■ **Aim**
Convert the lines of the data, from the first line through the line containing "x-tick-label: May 24: [562, 408, 599, 419]", into a numbered list, including both ends and omitting any blank lines.
====== Exercise data ======
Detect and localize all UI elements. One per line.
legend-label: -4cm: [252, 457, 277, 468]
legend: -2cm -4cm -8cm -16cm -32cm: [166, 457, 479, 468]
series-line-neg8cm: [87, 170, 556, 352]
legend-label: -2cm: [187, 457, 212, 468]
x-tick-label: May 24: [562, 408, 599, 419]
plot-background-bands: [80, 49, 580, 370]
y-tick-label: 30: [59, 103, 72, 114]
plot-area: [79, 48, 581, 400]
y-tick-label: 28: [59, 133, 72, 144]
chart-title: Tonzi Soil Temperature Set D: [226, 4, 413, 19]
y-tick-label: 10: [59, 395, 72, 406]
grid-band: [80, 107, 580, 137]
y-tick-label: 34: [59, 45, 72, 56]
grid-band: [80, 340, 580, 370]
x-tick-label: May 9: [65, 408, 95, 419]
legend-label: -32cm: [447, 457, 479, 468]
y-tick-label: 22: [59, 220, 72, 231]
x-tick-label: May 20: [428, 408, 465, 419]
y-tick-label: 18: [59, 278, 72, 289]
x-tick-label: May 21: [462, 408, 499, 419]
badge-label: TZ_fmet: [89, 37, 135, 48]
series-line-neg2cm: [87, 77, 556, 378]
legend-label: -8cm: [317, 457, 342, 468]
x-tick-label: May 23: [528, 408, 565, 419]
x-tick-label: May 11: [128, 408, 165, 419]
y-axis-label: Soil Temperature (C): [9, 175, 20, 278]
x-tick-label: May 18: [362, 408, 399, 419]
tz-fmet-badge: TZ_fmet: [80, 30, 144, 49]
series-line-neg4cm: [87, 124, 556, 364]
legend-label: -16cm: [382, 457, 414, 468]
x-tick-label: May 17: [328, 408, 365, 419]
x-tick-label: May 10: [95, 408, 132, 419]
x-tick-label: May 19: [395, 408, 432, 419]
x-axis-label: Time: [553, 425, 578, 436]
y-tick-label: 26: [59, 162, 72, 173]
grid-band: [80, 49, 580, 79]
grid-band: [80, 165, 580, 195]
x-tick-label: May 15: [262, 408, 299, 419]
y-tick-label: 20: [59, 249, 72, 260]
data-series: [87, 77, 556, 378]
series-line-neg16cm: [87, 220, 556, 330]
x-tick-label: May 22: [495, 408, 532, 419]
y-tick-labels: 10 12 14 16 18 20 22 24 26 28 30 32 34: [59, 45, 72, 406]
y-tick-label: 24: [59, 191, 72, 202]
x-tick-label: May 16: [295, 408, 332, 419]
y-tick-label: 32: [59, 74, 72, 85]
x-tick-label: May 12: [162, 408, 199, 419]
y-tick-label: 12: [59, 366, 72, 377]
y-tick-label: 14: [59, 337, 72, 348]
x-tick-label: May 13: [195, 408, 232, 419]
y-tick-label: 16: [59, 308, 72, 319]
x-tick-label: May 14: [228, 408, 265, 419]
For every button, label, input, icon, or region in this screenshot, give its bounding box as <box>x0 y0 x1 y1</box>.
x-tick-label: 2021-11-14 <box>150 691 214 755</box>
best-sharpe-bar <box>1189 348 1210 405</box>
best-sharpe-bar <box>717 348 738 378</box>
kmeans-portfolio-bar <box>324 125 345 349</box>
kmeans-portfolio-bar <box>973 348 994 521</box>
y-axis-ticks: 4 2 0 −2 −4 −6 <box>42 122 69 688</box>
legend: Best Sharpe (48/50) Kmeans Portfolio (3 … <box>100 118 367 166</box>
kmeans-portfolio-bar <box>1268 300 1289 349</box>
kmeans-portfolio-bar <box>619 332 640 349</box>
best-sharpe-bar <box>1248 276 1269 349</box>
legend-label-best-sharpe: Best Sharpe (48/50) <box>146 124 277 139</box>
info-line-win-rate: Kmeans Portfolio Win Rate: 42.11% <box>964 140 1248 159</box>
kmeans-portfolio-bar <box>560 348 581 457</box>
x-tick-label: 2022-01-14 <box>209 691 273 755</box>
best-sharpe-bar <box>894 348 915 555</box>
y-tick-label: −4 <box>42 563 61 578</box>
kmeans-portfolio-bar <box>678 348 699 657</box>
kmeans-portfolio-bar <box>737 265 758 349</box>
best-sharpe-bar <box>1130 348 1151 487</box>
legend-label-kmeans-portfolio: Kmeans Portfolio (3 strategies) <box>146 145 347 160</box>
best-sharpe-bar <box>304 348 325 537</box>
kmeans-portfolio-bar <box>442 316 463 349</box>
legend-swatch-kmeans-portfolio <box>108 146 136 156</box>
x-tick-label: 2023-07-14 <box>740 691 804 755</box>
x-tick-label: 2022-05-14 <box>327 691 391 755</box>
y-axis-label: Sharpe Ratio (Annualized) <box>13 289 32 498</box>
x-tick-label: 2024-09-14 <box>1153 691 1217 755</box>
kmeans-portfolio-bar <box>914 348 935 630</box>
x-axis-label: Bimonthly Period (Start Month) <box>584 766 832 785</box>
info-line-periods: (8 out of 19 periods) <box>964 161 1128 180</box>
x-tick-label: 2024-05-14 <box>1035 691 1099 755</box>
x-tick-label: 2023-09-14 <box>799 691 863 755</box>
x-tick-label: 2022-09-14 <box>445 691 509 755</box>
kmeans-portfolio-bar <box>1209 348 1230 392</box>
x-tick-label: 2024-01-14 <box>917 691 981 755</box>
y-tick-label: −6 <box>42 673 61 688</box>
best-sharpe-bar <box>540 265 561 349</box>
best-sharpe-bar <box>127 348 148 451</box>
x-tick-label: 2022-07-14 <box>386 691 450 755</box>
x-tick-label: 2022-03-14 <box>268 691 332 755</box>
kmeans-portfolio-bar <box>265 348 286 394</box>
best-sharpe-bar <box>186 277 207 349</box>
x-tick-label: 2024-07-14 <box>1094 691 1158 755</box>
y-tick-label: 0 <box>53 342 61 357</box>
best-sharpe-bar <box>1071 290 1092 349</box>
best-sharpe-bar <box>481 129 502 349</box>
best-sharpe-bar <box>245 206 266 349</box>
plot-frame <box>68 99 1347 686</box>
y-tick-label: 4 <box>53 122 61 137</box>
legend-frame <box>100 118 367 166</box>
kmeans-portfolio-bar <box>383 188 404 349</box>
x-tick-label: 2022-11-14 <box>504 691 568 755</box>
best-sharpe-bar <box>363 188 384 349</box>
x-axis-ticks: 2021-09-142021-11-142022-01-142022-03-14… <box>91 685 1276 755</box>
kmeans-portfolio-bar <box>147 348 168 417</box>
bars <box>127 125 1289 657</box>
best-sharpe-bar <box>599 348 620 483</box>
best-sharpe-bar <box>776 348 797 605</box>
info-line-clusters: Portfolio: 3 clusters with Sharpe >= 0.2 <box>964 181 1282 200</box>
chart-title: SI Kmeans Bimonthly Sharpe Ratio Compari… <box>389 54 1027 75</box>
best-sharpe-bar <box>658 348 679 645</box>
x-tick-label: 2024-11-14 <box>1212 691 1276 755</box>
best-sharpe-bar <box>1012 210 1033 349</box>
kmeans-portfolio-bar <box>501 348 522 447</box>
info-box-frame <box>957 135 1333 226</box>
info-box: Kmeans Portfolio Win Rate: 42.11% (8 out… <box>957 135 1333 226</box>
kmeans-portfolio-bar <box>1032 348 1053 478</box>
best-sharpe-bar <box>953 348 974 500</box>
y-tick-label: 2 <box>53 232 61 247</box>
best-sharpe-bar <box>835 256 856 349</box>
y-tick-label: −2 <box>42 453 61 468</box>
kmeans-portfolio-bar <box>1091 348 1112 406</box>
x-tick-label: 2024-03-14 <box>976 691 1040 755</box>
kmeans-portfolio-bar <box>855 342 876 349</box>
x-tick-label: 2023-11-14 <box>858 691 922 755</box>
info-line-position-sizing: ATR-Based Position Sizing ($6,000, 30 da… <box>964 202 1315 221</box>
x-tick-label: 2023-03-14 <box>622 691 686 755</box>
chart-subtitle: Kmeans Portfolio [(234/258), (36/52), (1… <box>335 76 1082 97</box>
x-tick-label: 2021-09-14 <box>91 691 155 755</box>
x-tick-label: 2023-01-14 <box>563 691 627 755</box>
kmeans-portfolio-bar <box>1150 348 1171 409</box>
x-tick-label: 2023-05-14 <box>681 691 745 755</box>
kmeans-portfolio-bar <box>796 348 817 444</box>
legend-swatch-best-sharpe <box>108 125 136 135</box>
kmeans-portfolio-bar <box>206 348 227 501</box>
======
■ **Solution for this problem**
1. Detect and localize all UI elements. One per line.
2. legend-label: -4cm: [252, 457, 277, 468]
3. legend: -2cm -4cm -8cm -16cm -32cm: [166, 457, 479, 468]
4. series-line-neg8cm: [87, 170, 556, 352]
5. legend-label: -2cm: [187, 457, 212, 468]
6. x-tick-label: May 24: [562, 408, 599, 419]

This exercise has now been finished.